_DATA RECORDS_.

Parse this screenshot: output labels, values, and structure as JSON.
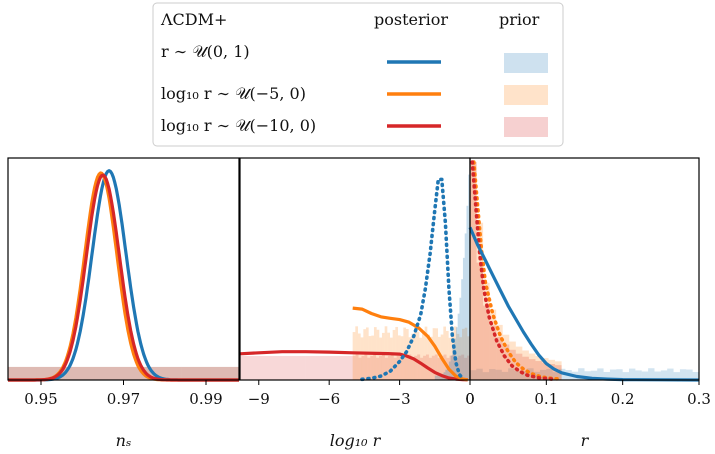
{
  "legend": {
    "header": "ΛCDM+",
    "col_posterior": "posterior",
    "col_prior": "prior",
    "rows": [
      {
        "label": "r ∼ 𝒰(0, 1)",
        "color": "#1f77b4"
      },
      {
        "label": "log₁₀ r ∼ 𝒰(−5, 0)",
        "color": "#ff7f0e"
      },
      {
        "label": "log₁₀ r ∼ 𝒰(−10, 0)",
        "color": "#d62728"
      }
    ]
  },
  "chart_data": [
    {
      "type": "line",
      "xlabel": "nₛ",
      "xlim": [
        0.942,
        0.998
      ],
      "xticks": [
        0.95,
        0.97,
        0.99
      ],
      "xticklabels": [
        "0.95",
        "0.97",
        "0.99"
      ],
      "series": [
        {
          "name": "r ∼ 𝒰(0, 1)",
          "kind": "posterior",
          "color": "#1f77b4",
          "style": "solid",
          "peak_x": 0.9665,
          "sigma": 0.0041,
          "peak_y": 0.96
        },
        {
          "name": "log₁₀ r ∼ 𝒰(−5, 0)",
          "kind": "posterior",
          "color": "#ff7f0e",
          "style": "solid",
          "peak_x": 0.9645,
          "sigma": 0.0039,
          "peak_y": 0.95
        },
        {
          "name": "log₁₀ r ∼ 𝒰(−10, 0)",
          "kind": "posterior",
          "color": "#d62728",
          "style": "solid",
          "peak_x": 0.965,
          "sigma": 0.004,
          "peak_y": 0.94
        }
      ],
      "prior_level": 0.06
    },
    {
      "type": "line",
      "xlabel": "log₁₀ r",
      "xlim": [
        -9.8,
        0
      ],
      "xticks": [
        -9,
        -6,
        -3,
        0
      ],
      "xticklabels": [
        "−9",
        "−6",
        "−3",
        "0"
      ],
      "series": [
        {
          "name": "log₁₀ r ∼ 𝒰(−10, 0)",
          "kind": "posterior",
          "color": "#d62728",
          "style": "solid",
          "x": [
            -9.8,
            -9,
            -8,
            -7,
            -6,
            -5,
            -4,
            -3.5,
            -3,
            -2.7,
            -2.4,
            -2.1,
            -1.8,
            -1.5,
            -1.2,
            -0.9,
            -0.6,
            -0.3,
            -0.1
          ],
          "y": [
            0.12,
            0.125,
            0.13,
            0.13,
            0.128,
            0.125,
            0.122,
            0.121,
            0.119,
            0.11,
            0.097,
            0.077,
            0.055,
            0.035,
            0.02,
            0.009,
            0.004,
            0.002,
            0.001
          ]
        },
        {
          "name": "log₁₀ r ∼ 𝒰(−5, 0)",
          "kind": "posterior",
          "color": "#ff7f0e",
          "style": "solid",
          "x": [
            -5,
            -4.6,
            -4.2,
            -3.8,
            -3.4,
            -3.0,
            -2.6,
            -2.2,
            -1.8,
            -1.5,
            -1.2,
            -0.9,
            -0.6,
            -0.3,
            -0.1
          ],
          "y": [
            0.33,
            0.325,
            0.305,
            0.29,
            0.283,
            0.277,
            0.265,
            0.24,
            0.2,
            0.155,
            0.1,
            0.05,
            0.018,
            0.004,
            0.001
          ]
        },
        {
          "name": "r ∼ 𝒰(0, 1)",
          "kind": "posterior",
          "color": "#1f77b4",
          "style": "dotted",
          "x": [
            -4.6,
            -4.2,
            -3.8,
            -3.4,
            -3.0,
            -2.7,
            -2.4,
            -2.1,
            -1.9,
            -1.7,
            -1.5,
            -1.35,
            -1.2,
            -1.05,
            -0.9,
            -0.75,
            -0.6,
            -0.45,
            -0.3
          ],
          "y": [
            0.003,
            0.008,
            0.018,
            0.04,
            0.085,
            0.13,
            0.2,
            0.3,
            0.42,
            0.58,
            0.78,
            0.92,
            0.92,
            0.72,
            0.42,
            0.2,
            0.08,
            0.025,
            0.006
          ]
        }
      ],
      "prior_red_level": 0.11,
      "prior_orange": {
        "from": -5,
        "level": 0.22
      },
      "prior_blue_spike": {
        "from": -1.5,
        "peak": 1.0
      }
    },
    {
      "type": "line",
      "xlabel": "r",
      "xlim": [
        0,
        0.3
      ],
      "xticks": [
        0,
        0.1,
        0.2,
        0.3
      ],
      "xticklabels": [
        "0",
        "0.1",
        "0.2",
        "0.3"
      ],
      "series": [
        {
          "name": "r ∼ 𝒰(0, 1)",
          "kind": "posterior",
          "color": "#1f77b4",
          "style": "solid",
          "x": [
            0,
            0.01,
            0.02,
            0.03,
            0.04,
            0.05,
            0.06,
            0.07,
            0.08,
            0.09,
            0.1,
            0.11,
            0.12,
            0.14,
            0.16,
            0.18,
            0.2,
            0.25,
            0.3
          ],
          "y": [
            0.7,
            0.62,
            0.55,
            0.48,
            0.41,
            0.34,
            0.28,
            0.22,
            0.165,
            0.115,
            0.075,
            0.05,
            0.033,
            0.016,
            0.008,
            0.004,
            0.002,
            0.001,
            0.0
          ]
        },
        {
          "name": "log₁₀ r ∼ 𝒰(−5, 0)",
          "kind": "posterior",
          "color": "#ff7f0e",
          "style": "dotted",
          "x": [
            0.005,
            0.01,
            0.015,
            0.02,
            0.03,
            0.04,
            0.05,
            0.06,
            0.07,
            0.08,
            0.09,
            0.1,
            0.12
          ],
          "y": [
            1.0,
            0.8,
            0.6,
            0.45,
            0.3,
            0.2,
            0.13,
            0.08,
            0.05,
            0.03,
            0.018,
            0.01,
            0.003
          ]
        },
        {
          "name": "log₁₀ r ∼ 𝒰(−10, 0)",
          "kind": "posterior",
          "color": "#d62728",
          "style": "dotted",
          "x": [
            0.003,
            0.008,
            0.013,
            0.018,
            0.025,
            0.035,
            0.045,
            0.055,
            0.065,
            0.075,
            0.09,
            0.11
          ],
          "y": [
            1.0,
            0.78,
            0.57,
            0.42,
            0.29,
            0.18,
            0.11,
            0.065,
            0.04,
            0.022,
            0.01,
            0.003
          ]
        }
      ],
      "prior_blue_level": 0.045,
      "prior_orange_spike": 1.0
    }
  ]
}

_WHAT YOU WILL DO_.
Copy the records word for word, leaving no picture in the copy.

_CORRECT RESULT_.
Parse this screenshot: output labels, values, and structure as JSON.
{
  "legend": {
    "header": "ΛCDM+",
    "col_posterior": "posterior",
    "col_prior": "prior",
    "rows": [
      {
        "label": "r ∼ 𝒰(0, 1)",
        "color": "#1f77b4"
      },
      {
        "label": "log₁₀ r ∼ 𝒰(−5, 0)",
        "color": "#ff7f0e"
      },
      {
        "label": "log₁₀ r ∼ 𝒰(−10, 0)",
        "color": "#d62728"
      }
    ]
  },
  "chart_data": [
    {
      "type": "line",
      "xlabel": "nₛ",
      "xlim": [
        0.942,
        0.998
      ],
      "xticks": [
        0.95,
        0.97,
        0.99
      ],
      "xticklabels": [
        "0.95",
        "0.97",
        "0.99"
      ],
      "series": [
        {
          "name": "r ∼ 𝒰(0, 1)",
          "kind": "posterior",
          "color": "#1f77b4",
          "style": "solid",
          "peak_x": 0.9665,
          "sigma": 0.0041,
          "peak_y": 0.96
        },
        {
          "name": "log₁₀ r ∼ 𝒰(−5, 0)",
          "kind": "posterior",
          "color": "#ff7f0e",
          "style": "solid",
          "peak_x": 0.9645,
          "sigma": 0.0039,
          "peak_y": 0.95
        },
        {
          "name": "log₁₀ r ∼ 𝒰(−10, 0)",
          "kind": "posterior",
          "color": "#d62728",
          "style": "solid",
          "peak_x": 0.965,
          "sigma": 0.004,
          "peak_y": 0.94
        }
      ],
      "prior_level": 0.06
    },
    {
      "type": "line",
      "xlabel": "log₁₀ r",
      "xlim": [
        -9.8,
        0
      ],
      "xticks": [
        -9,
        -6,
        -3,
        0
      ],
      "xticklabels": [
        "−9",
        "−6",
        "−3",
        "0"
      ],
      "series": [
        {
          "name": "log₁₀ r ∼ 𝒰(−10, 0)",
          "kind": "posterior",
          "color": "#d62728",
          "style": "solid",
          "x": [
            -9.8,
            -9,
            -8,
            -7,
            -6,
            -5,
            -4,
            -3.5,
            -3,
            -2.7,
            -2.4,
            -2.1,
            -1.8,
            -1.5,
            -1.2,
            -0.9,
            -0.6,
            -0.3,
            -0.1
          ],
          "y": [
            0.12,
            0.125,
            0.13,
            0.13,
            0.128,
            0.125,
            0.122,
            0.121,
            0.119,
            0.11,
            0.097,
            0.077,
            0.055,
            0.035,
            0.02,
            0.009,
            0.004,
            0.002,
            0.001
          ]
        },
        {
          "name": "log₁₀ r ∼ 𝒰(−5, 0)",
          "kind": "posterior",
          "color": "#ff7f0e",
          "style": "solid",
          "x": [
            -5,
            -4.6,
            -4.2,
            -3.8,
            -3.4,
            -3.0,
            -2.6,
            -2.2,
            -1.8,
            -1.5,
            -1.2,
            -0.9,
            -0.6,
            -0.3,
            -0.1
          ],
          "y": [
            0.33,
            0.325,
            0.305,
            0.29,
            0.283,
            0.277,
            0.265,
            0.24,
            0.2,
            0.155,
            0.1,
            0.05,
            0.018,
            0.004,
            0.001
          ]
        },
        {
          "name": "r ∼ 𝒰(0, 1)",
          "kind": "posterior",
          "color": "#1f77b4",
          "style": "dotted",
          "x": [
            -4.6,
            -4.2,
            -3.8,
            -3.4,
            -3.0,
            -2.7,
            -2.4,
            -2.1,
            -1.9,
            -1.7,
            -1.5,
            -1.35,
            -1.2,
            -1.05,
            -0.9,
            -0.75,
            -0.6,
            -0.45,
            -0.3
          ],
          "y": [
            0.003,
            0.008,
            0.018,
            0.04,
            0.085,
            0.13,
            0.2,
            0.3,
            0.42,
            0.58,
            0.78,
            0.92,
            0.92,
            0.72,
            0.42,
            0.2,
            0.08,
            0.025,
            0.006
          ]
        }
      ],
      "prior_red_level": 0.11,
      "prior_orange": {
        "from": -5,
        "level": 0.22
      },
      "prior_blue_spike": {
        "from": -1.5,
        "peak": 1.0
      }
    },
    {
      "type": "line",
      "xlabel": "r",
      "xlim": [
        0,
        0.3
      ],
      "xticks": [
        0,
        0.1,
        0.2,
        0.3
      ],
      "xticklabels": [
        "0",
        "0.1",
        "0.2",
        "0.3"
      ],
      "series": [
        {
          "name": "r ∼ 𝒰(0, 1)",
          "kind": "posterior",
          "color": "#1f77b4",
          "style": "solid",
          "x": [
            0,
            0.01,
            0.02,
            0.03,
            0.04,
            0.05,
            0.06,
            0.07,
            0.08,
            0.09,
            0.1,
            0.11,
            0.12,
            0.14,
            0.16,
            0.18,
            0.2,
            0.25,
            0.3
          ],
          "y": [
            0.7,
            0.62,
            0.55,
            0.48,
            0.41,
            0.34,
            0.28,
            0.22,
            0.165,
            0.115,
            0.075,
            0.05,
            0.033,
            0.016,
            0.008,
            0.004,
            0.002,
            0.001,
            0.0
          ]
        },
        {
          "name": "log₁₀ r ∼ 𝒰(−5, 0)",
          "kind": "posterior",
          "color": "#ff7f0e",
          "style": "dotted",
          "x": [
            0.005,
            0.01,
            0.015,
            0.02,
            0.03,
            0.04,
            0.05,
            0.06,
            0.07,
            0.08,
            0.09,
            0.1,
            0.12
          ],
          "y": [
            1.0,
            0.8,
            0.6,
            0.45,
            0.3,
            0.2,
            0.13,
            0.08,
            0.05,
            0.03,
            0.018,
            0.01,
            0.003
          ]
        },
        {
          "name": "log₁₀ r ∼ 𝒰(−10, 0)",
          "kind": "posterior",
          "color": "#d62728",
          "style": "dotted",
          "x": [
            0.003,
            0.008,
            0.013,
            0.018,
            0.025,
            0.035,
            0.045,
            0.055,
            0.065,
            0.075,
            0.09,
            0.11
          ],
          "y": [
            1.0,
            0.78,
            0.57,
            0.42,
            0.29,
            0.18,
            0.11,
            0.065,
            0.04,
            0.022,
            0.01,
            0.003
          ]
        }
      ],
      "prior_blue_level": 0.045,
      "prior_orange_spike": 1.0
    }
  ]
}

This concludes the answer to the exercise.